*WORK TO BE COMPLETED*:
Exactly reproduce each record listed below.

## Begin MATERIAL

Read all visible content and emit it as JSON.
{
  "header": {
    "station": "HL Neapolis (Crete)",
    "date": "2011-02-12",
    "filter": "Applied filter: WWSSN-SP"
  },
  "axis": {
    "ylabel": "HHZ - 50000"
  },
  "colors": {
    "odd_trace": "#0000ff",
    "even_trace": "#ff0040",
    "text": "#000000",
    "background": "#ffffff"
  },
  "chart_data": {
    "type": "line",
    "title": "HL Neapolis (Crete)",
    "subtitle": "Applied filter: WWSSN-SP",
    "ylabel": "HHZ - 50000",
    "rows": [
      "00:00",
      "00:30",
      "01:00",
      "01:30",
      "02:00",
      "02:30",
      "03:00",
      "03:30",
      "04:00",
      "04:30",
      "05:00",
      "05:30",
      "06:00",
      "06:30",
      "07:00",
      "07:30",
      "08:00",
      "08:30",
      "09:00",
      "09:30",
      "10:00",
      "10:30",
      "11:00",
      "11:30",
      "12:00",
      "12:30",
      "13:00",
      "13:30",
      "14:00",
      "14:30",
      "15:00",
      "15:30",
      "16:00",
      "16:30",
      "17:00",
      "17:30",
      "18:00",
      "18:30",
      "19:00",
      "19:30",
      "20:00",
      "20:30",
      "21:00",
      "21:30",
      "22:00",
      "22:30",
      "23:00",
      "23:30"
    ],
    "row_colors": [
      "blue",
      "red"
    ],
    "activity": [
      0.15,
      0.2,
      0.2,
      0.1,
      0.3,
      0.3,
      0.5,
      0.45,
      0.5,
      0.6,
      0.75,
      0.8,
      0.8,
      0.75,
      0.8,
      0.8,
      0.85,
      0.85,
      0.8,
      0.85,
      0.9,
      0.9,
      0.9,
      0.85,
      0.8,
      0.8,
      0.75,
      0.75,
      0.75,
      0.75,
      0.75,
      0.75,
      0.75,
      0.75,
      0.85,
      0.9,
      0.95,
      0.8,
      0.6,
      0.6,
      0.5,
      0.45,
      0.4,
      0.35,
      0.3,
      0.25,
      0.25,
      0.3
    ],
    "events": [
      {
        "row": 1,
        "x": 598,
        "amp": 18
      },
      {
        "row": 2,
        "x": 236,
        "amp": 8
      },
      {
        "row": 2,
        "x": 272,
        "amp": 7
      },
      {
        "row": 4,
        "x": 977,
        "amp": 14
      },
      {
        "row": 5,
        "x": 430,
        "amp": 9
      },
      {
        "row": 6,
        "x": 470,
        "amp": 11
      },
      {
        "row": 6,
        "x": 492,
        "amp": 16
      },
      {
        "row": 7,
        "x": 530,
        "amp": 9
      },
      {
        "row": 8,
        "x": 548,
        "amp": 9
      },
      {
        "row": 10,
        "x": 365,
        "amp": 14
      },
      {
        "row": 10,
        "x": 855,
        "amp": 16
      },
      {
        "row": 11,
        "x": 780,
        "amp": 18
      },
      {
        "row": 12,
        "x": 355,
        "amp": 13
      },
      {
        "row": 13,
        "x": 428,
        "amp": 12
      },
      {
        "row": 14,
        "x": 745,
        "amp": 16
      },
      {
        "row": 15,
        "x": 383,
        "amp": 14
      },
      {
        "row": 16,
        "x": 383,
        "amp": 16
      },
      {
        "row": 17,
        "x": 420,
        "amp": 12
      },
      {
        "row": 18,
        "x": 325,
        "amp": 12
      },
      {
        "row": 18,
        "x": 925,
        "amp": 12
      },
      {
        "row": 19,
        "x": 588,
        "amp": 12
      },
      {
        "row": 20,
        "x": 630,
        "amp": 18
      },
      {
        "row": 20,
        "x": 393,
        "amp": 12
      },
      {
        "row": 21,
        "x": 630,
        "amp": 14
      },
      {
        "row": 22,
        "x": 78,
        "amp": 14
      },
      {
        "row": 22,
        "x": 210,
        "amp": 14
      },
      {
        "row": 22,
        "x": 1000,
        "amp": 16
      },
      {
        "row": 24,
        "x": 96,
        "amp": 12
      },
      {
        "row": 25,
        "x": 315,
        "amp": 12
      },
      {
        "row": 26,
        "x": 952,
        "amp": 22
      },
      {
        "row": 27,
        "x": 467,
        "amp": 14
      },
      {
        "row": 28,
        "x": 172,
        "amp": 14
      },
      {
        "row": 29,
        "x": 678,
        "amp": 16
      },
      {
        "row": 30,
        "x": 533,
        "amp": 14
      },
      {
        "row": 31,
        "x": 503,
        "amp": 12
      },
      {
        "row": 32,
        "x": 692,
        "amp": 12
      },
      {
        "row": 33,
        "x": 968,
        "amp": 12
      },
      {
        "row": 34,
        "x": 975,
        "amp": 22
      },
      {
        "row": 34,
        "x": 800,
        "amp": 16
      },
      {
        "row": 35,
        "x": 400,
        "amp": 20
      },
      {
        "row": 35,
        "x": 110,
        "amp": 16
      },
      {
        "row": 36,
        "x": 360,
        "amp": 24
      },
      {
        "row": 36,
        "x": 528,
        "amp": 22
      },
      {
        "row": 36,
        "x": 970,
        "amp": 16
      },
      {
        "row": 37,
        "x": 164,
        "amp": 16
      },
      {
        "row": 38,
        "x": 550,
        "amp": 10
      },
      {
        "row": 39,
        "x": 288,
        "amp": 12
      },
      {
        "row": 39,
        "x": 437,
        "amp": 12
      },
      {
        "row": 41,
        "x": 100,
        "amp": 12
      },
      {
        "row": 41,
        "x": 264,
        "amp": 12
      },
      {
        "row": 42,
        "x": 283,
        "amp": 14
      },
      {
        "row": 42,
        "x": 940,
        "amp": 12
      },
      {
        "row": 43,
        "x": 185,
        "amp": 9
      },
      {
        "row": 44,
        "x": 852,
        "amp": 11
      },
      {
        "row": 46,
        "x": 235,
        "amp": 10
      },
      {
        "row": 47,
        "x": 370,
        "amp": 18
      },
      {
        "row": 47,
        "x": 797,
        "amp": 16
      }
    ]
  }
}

## End MATERIAL

*EXERCISE RESULT*:
Read all visible content and emit it as JSON.
{
  "header": {
    "station": "HL Neapolis (Crete)",
    "date": "2011-02-12",
    "filter": "Applied filter: WWSSN-SP"
  },
  "axis": {
    "ylabel": "HHZ - 50000"
  },
  "colors": {
    "odd_trace": "#0000ff",
    "even_trace": "#ff0040",
    "text": "#000000",
    "background": "#ffffff"
  },
  "chart_data": {
    "type": "line",
    "title": "HL Neapolis (Crete)",
    "subtitle": "Applied filter: WWSSN-SP",
    "ylabel": "HHZ - 50000",
    "rows": [
      "00:00",
      "00:30",
      "01:00",
      "01:30",
      "02:00",
      "02:30",
      "03:00",
      "03:30",
      "04:00",
      "04:30",
      "05:00",
      "05:30",
      "06:00",
      "06:30",
      "07:00",
      "07:30",
      "08:00",
      "08:30",
      "09:00",
      "09:30",
      "10:00",
      "10:30",
      "11:00",
      "11:30",
      "12:00",
      "12:30",
      "13:00",
      "13:30",
      "14:00",
      "14:30",
      "15:00",
      "15:30",
      "16:00",
      "16:30",
      "17:00",
      "17:30",
      "18:00",
      "18:30",
      "19:00",
      "19:30",
      "20:00",
      "20:30",
      "21:00",
      "21:30",
      "22:00",
      "22:30",
      "23:00",
      "23:30"
    ],
    "row_colors": [
      "blue",
      "red"
    ],
    "activity": [
      0.15,
      0.2,
      0.2,
      0.1,
      0.3,
      0.3,
      0.5,
      0.45,
      0.5,
      0.6,
      0.75,
      0.8,
      0.8,
      0.75,
      0.8,
      0.8,
      0.85,
      0.85,
      0.8,
      0.85,
      0.9,
      0.9,
      0.9,
      0.85,
      0.8,
      0.8,
      0.75,
      0.75,
      0.75,
      0.75,
      0.75,
      0.75,
      0.75,
      0.75,
      0.85,
      0.9,
      0.95,
      0.8,
      0.6,
      0.6,
      0.5,
      0.45,
      0.4,
      0.35,
      0.3,
      0.25,
      0.25,
      0.3
    ],
    "events": [
      {
        "row": 1,
        "x": 598,
        "amp": 18
      },
      {
        "row": 2,
        "x": 236,
        "amp": 8
      },
      {
        "row": 2,
        "x": 272,
        "amp": 7
      },
      {
        "row": 4,
        "x": 977,
        "amp": 14
      },
      {
        "row": 5,
        "x": 430,
        "amp": 9
      },
      {
        "row": 6,
        "x": 470,
        "amp": 11
      },
      {
        "row": 6,
        "x": 492,
        "amp": 16
      },
      {
        "row": 7,
        "x": 530,
        "amp": 9
      },
      {
        "row": 8,
        "x": 548,
        "amp": 9
      },
      {
        "row": 10,
        "x": 365,
        "amp": 14
      },
      {
        "row": 10,
        "x": 855,
        "amp": 16
      },
      {
        "row": 11,
        "x": 780,
        "amp": 18
      },
      {
        "row": 12,
        "x": 355,
        "amp": 13
      },
      {
        "row": 13,
        "x": 428,
        "amp": 12
      },
      {
        "row": 14,
        "x": 745,
        "amp": 16
      },
      {
        "row": 15,
        "x": 383,
        "amp": 14
      },
      {
        "row": 16,
        "x": 383,
        "amp": 16
      },
      {
        "row": 17,
        "x": 420,
        "amp": 12
      },
      {
        "row": 18,
        "x": 325,
        "amp": 12
      },
      {
        "row": 18,
        "x": 925,
        "amp": 12
      },
      {
        "row": 19,
        "x": 588,
        "amp": 12
      },
      {
        "row": 20,
        "x": 630,
        "amp": 18
      },
      {
        "row": 20,
        "x": 393,
        "amp": 12
      },
      {
        "row": 21,
        "x": 630,
        "amp": 14
      },
      {
        "row": 22,
        "x": 78,
        "amp": 14
      },
      {
        "row": 22,
        "x": 210,
        "amp": 14
      },
      {
        "row": 22,
        "x": 1000,
        "amp": 16
      },
      {
        "row": 24,
        "x": 96,
        "amp": 12
      },
      {
        "row": 25,
        "x": 315,
        "amp": 12
      },
      {
        "row": 26,
        "x": 952,
        "amp": 22
      },
      {
        "row": 27,
        "x": 467,
        "amp": 14
      },
      {
        "row": 28,
        "x": 172,
        "amp": 14
      },
      {
        "row": 29,
        "x": 678,
        "amp": 16
      },
      {
        "row": 30,
        "x": 533,
        "amp": 14
      },
      {
        "row": 31,
        "x": 503,
        "amp": 12
      },
      {
        "row": 32,
        "x": 692,
        "amp": 12
      },
      {
        "row": 33,
        "x": 968,
        "amp": 12
      },
      {
        "row": 34,
        "x": 975,
        "amp": 22
      },
      {
        "row": 34,
        "x": 800,
        "amp": 16
      },
      {
        "row": 35,
        "x": 400,
        "amp": 20
      },
      {
        "row": 35,
        "x": 110,
        "amp": 16
      },
      {
        "row": 36,
        "x": 360,
        "amp": 24
      },
      {
        "row": 36,
        "x": 528,
        "amp": 22
      },
      {
        "row": 36,
        "x": 970,
        "amp": 16
      },
      {
        "row": 37,
        "x": 164,
        "amp": 16
      },
      {
        "row": 38,
        "x": 550,
        "amp": 10
      },
      {
        "row": 39,
        "x": 288,
        "amp": 12
      },
      {
        "row": 39,
        "x": 437,
        "amp": 12
      },
      {
        "row": 41,
        "x": 100,
        "amp": 12
      },
      {
        "row": 41,
        "x": 264,
        "amp": 12
      },
      {
        "row": 42,
        "x": 283,
        "amp": 14
      },
      {
        "row": 42,
        "x": 940,
        "amp": 12
      },
      {
        "row": 43,
        "x": 185,
        "amp": 9
      },
      {
        "row": 44,
        "x": 852,
        "amp": 11
      },
      {
        "row": 46,
        "x": 235,
        "amp": 10
      },
      {
        "row": 47,
        "x": 370,
        "amp": 18
      },
      {
        "row": 47,
        "x": 797,
        "amp": 16
      }
    ]
  }
}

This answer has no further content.